# Exercise material start
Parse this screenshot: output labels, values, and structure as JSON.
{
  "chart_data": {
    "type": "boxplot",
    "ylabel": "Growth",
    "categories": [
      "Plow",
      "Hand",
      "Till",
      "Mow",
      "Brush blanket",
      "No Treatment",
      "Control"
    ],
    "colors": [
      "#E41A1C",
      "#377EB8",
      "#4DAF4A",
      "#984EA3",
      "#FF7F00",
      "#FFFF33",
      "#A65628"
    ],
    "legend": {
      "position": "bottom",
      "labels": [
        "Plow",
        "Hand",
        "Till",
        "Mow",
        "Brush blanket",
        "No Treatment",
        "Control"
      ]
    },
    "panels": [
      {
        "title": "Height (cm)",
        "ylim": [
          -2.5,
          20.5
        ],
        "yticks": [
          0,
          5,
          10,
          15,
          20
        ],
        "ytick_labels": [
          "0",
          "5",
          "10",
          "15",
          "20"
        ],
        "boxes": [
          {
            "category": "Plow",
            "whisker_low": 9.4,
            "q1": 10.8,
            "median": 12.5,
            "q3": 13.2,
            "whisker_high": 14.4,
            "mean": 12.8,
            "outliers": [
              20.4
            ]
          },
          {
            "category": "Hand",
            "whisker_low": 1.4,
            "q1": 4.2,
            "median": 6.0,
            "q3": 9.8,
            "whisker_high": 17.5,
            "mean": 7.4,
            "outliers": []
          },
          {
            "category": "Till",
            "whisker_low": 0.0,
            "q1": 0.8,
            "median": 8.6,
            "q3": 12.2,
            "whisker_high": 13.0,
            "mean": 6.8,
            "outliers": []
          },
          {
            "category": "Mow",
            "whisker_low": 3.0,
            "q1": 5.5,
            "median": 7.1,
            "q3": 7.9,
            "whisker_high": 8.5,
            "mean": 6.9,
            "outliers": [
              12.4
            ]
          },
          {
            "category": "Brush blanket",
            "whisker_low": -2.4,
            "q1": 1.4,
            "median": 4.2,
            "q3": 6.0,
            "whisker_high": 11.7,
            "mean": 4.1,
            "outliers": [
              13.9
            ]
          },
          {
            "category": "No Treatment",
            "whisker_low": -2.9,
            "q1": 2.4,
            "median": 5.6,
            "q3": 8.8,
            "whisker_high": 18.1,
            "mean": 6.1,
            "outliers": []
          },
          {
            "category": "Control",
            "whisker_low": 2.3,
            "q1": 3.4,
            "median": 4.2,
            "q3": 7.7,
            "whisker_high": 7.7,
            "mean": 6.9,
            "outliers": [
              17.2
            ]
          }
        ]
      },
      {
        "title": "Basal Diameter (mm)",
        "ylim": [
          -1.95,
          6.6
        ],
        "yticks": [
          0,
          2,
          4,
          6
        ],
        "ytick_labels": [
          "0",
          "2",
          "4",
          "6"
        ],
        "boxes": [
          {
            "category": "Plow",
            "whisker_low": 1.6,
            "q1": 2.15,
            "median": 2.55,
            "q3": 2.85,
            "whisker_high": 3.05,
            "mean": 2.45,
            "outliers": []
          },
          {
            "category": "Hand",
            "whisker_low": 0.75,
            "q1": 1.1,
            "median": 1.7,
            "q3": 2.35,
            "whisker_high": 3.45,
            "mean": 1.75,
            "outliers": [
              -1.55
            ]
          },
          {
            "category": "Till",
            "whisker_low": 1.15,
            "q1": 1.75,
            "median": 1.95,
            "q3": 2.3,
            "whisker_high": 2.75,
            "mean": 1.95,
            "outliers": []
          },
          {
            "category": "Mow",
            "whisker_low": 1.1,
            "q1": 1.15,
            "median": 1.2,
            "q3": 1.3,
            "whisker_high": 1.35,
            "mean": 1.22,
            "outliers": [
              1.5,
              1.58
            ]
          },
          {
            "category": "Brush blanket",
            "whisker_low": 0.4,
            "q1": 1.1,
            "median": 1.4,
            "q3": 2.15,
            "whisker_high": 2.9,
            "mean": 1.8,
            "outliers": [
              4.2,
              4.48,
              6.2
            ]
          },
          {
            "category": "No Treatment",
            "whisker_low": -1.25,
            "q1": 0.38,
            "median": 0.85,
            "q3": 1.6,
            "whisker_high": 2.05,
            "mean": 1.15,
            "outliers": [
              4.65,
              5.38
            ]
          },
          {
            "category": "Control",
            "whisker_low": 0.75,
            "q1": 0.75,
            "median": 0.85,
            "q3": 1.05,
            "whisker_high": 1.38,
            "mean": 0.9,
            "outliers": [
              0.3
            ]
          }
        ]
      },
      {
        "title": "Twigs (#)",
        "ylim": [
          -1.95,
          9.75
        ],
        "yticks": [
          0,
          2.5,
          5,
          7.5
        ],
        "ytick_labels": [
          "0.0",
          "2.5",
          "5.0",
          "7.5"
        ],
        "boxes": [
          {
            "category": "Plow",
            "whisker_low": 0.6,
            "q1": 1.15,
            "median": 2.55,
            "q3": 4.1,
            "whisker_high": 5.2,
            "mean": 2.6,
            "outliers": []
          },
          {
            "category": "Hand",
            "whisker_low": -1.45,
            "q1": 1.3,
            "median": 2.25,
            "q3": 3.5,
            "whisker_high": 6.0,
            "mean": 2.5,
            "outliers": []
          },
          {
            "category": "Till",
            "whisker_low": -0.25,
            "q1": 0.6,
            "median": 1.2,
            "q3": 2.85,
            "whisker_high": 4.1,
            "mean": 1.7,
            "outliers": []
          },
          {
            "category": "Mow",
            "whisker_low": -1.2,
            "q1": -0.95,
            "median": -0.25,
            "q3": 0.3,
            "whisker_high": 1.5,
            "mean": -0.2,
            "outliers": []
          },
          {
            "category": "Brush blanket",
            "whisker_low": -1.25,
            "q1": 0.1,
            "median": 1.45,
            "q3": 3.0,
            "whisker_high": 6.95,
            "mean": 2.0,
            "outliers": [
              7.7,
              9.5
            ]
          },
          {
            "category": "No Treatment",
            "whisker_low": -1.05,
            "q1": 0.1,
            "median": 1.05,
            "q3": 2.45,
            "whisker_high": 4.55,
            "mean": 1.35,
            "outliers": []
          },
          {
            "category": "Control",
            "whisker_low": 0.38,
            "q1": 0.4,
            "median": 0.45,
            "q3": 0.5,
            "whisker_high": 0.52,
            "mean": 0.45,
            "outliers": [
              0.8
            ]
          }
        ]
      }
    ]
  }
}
# Exercise material end
## Problem description
Without leaving anything out, give the entries again exactly.

## The response
Parse this screenshot: output labels, values, and structure as JSON.
{
  "chart_data": {
    "type": "boxplot",
    "ylabel": "Growth",
    "categories": [
      "Plow",
      "Hand",
      "Till",
      "Mow",
      "Brush blanket",
      "No Treatment",
      "Control"
    ],
    "colors": [
      "#E41A1C",
      "#377EB8",
      "#4DAF4A",
      "#984EA3",
      "#FF7F00",
      "#FFFF33",
      "#A65628"
    ],
    "legend": {
      "position": "bottom",
      "labels": [
        "Plow",
        "Hand",
        "Till",
        "Mow",
        "Brush blanket",
        "No Treatment",
        "Control"
      ]
    },
    "panels": [
      {
        "title": "Height (cm)",
        "ylim": [
          -2.5,
          20.5
        ],
        "yticks": [
          0,
          5,
          10,
          15,
          20
        ],
        "ytick_labels": [
          "0",
          "5",
          "10",
          "15",
          "20"
        ],
        "boxes": [
          {
            "category": "Plow",
            "whisker_low": 9.4,
            "q1": 10.8,
            "median": 12.5,
            "q3": 13.2,
            "whisker_high": 14.4,
            "mean": 12.8,
            "outliers": [
              20.4
            ]
          },
          {
            "category": "Hand",
            "whisker_low": 1.4,
            "q1": 4.2,
            "median": 6.0,
            "q3": 9.8,
            "whisker_high": 17.5,
            "mean": 7.4,
            "outliers": []
          },
          {
            "category": "Till",
            "whisker_low": 0.0,
            "q1": 0.8,
            "median": 8.6,
            "q3": 12.2,
            "whisker_high": 13.0,
            "mean": 6.8,
            "outliers": []
          },
          {
            "category": "Mow",
            "whisker_low": 3.0,
            "q1": 5.5,
            "median": 7.1,
            "q3": 7.9,
            "whisker_high": 8.5,
            "mean": 6.9,
            "outliers": [
              12.4
            ]
          },
          {
            "category": "Brush blanket",
            "whisker_low": -2.4,
            "q1": 1.4,
            "median": 4.2,
            "q3": 6.0,
            "whisker_high": 11.7,
            "mean": 4.1,
            "outliers": [
              13.9
            ]
          },
          {
            "category": "No Treatment",
            "whisker_low": -2.9,
            "q1": 2.4,
            "median": 5.6,
            "q3": 8.8,
            "whisker_high": 18.1,
            "mean": 6.1,
            "outliers": []
          },
          {
            "category": "Control",
            "whisker_low": 2.3,
            "q1": 3.4,
            "median": 4.2,
            "q3": 7.7,
            "whisker_high": 7.7,
            "mean": 6.9,
            "outliers": [
              17.2
            ]
          }
        ]
      },
      {
        "title": "Basal Diameter (mm)",
        "ylim": [
          -1.95,
          6.6
        ],
        "yticks": [
          0,
          2,
          4,
          6
        ],
        "ytick_labels": [
          "0",
          "2",
          "4",
          "6"
        ],
        "boxes": [
          {
            "category": "Plow",
            "whisker_low": 1.6,
            "q1": 2.15,
            "median": 2.55,
            "q3": 2.85,
            "whisker_high": 3.05,
            "mean": 2.45,
            "outliers": []
          },
          {
            "category": "Hand",
            "whisker_low": 0.75,
            "q1": 1.1,
            "median": 1.7,
            "q3": 2.35,
            "whisker_high": 3.45,
            "mean": 1.75,
            "outliers": [
              -1.55
            ]
          },
          {
            "category": "Till",
            "whisker_low": 1.15,
            "q1": 1.75,
            "median": 1.95,
            "q3": 2.3,
            "whisker_high": 2.75,
            "mean": 1.95,
            "outliers": []
          },
          {
            "category": "Mow",
            "whisker_low": 1.1,
            "q1": 1.15,
            "median": 1.2,
            "q3": 1.3,
            "whisker_high": 1.35,
            "mean": 1.22,
            "outliers": [
              1.5,
              1.58
            ]
          },
          {
            "category": "Brush blanket",
            "whisker_low": 0.4,
            "q1": 1.1,
            "median": 1.4,
            "q3": 2.15,
            "whisker_high": 2.9,
            "mean": 1.8,
            "outliers": [
              4.2,
              4.48,
              6.2
            ]
          },
          {
            "category": "No Treatment",
            "whisker_low": -1.25,
            "q1": 0.38,
            "median": 0.85,
            "q3": 1.6,
            "whisker_high": 2.05,
            "mean": 1.15,
            "outliers": [
              4.65,
              5.38
            ]
          },
          {
            "category": "Control",
            "whisker_low": 0.75,
            "q1": 0.75,
            "median": 0.85,
            "q3": 1.05,
            "whisker_high": 1.38,
            "mean": 0.9,
            "outliers": [
              0.3
            ]
          }
        ]
      },
      {
        "title": "Twigs (#)",
        "ylim": [
          -1.95,
          9.75
        ],
        "yticks": [
          0,
          2.5,
          5,
          7.5
        ],
        "ytick_labels": [
          "0.0",
          "2.5",
          "5.0",
          "7.5"
        ],
        "boxes": [
          {
            "category": "Plow",
            "whisker_low": 0.6,
            "q1": 1.15,
            "median": 2.55,
            "q3": 4.1,
            "whisker_high": 5.2,
            "mean": 2.6,
            "outliers": []
          },
          {
            "category": "Hand",
            "whisker_low": -1.45,
            "q1": 1.3,
            "median": 2.25,
            "q3": 3.5,
            "whisker_high": 6.0,
            "mean": 2.5,
            "outliers": []
          },
          {
            "category": "Till",
            "whisker_low": -0.25,
            "q1": 0.6,
            "median": 1.2,
            "q3": 2.85,
            "whisker_high": 4.1,
            "mean": 1.7,
            "outliers": []
          },
          {
            "category": "Mow",
            "whisker_low": -1.2,
            "q1": -0.95,
            "median": -0.25,
            "q3": 0.3,
            "whisker_high": 1.5,
            "mean": -0.2,
            "outliers": []
          },
          {
            "category": "Brush blanket",
            "whisker_low": -1.25,
            "q1": 0.1,
            "median": 1.45,
            "q3": 3.0,
            "whisker_high": 6.95,
            "mean": 2.0,
            "outliers": [
              7.7,
              9.5
            ]
          },
          {
            "category": "No Treatment",
            "whisker_low": -1.05,
            "q1": 0.1,
            "median": 1.05,
            "q3": 2.45,
            "whisker_high": 4.55,
            "mean": 1.35,
            "outliers": []
          },
          {
            "category": "Control",
            "whisker_low": 0.38,
            "q1": 0.4,
            "median": 0.45,
            "q3": 0.5,
            "whisker_high": 0.52,
            "mean": 0.45,
            "outliers": [
              0.8
            ]
          }
        ]
      }
    ]
  }
}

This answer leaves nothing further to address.